Aim: Which lines hold the word "request"? Copy each of them from the material.

— BEGIN Data excerpts —

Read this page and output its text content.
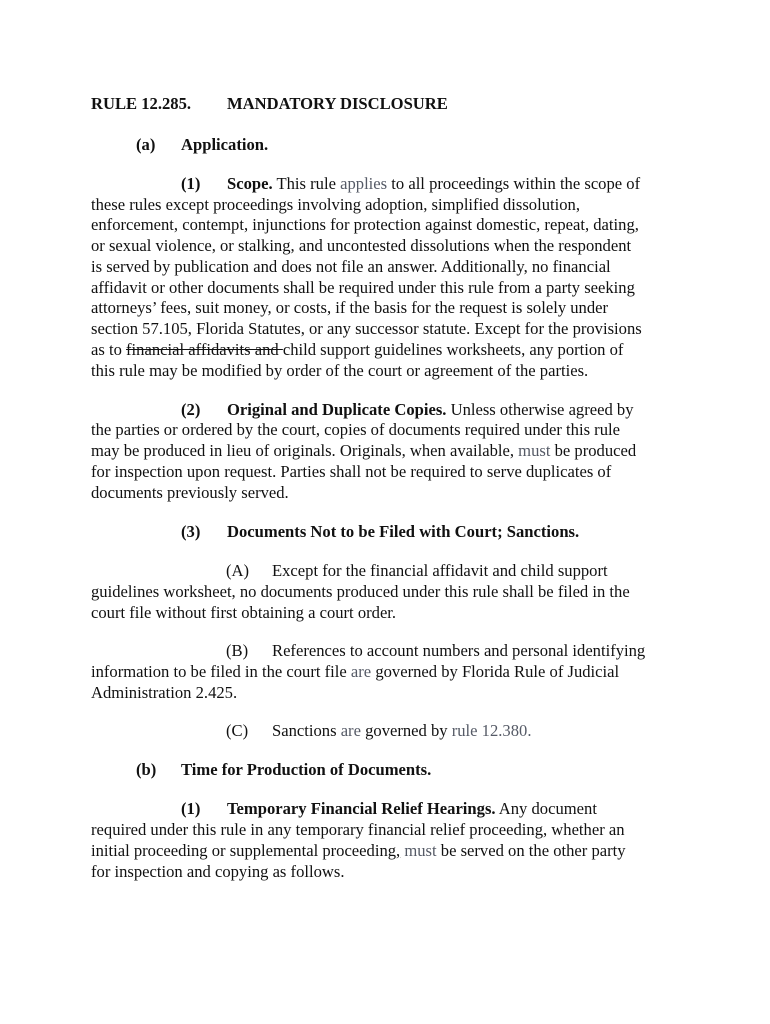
RULE 12.285. MANDATORY DISCLOSURE
(a) Application.
(1) Scope. This rule applies to all proceedings within the scope of
these rules except proceedings involving adoption, simplified dissolution,
enforcement, contempt, injunctions for protection against domestic, repeat, dating,
or sexual violence, or stalking, and uncontested dissolutions when the respondent
is served by publication and does not file an answer. Additionally, no financial
affidavit or other documents shall be required under this rule from a party seeking
attorneys’ fees, suit money, or costs, if the basis for the request is solely under
section 57.105, Florida Statutes, or any successor statute. Except for the provisions
as to financial affidavits and child support guidelines worksheets, any portion of
this rule may be modified by order of the court or agreement of the parties.
(2) Original and Duplicate Copies. Unless otherwise agreed by
the parties or ordered by the court, copies of documents required under this rule
may be produced in lieu of originals. Originals, when available, must be produced
for inspection upon request. Parties shall not be required to serve duplicates of
documents previously served.
(3) Documents Not to be Filed with Court; Sanctions.
(A) Except for the financial affidavit and child support
guidelines worksheet, no documents produced under this rule shall be filed in the
court file without first obtaining a court order.
(B) References to account numbers and personal identifying
information to be filed in the court file are governed by Florida Rule of Judicial
Administration 2.425.
(C) Sanctions are governed by rule 12.380.
(b) Time for Production of Documents.
(1) Temporary Financial Relief Hearings. Any document
required under this rule in any temporary financial relief proceeding, whether an
initial proceeding or supplemental proceeding, must be served on the other party
for inspection and copying as follows.
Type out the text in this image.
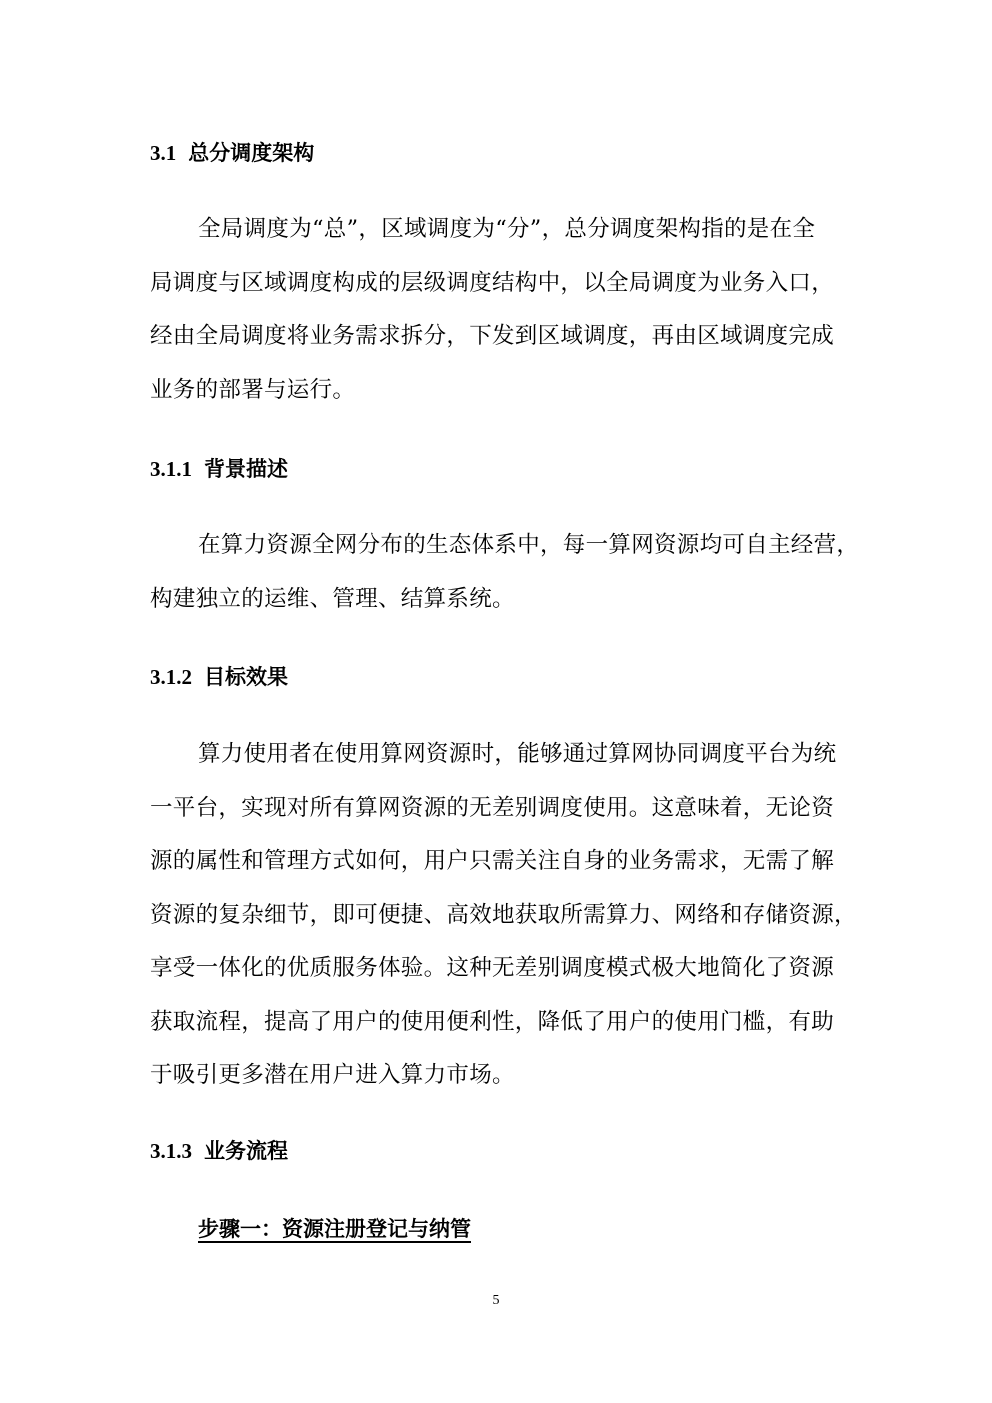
3.1 总分调度架构
全局调度为“总”，区域调度为“分”，总分调度架构指的是在全
局调度与区域调度构成的层级调度结构中，以全局调度为业务入口，
经由全局调度将业务需求拆分，下发到区域调度，再由区域调度完成
业务的部署与运行。
3.1.1 背景描述
在算力资源全网分布的生态体系中，每一算网资源均可自主经营，
构建独立的运维、管理、结算系统。
3.1.2 目标效果
算力使用者在使用算网资源时，能够通过算网协同调度平台为统
一平台，实现对所有算网资源的无差别调度使用。这意味着，无论资
源的属性和管理方式如何，用户只需关注自身的业务需求，无需了解
资源的复杂细节，即可便捷、高效地获取所需算力、网络和存储资源，
享受一体化的优质服务体验。这种无差别调度模式极大地简化了资源
获取流程，提高了用户的使用便利性，降低了用户的使用门槛，有助
于吸引更多潜在用户进入算力市场。
3.1.3 业务流程
步骤一：资源注册登记与纳管
5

— END Data excerpts —

The answer:
attorneys’ fees, suit money, or costs, if the basis for the request is solely under
for inspection upon request. Parties shall not be required to serve duplicates of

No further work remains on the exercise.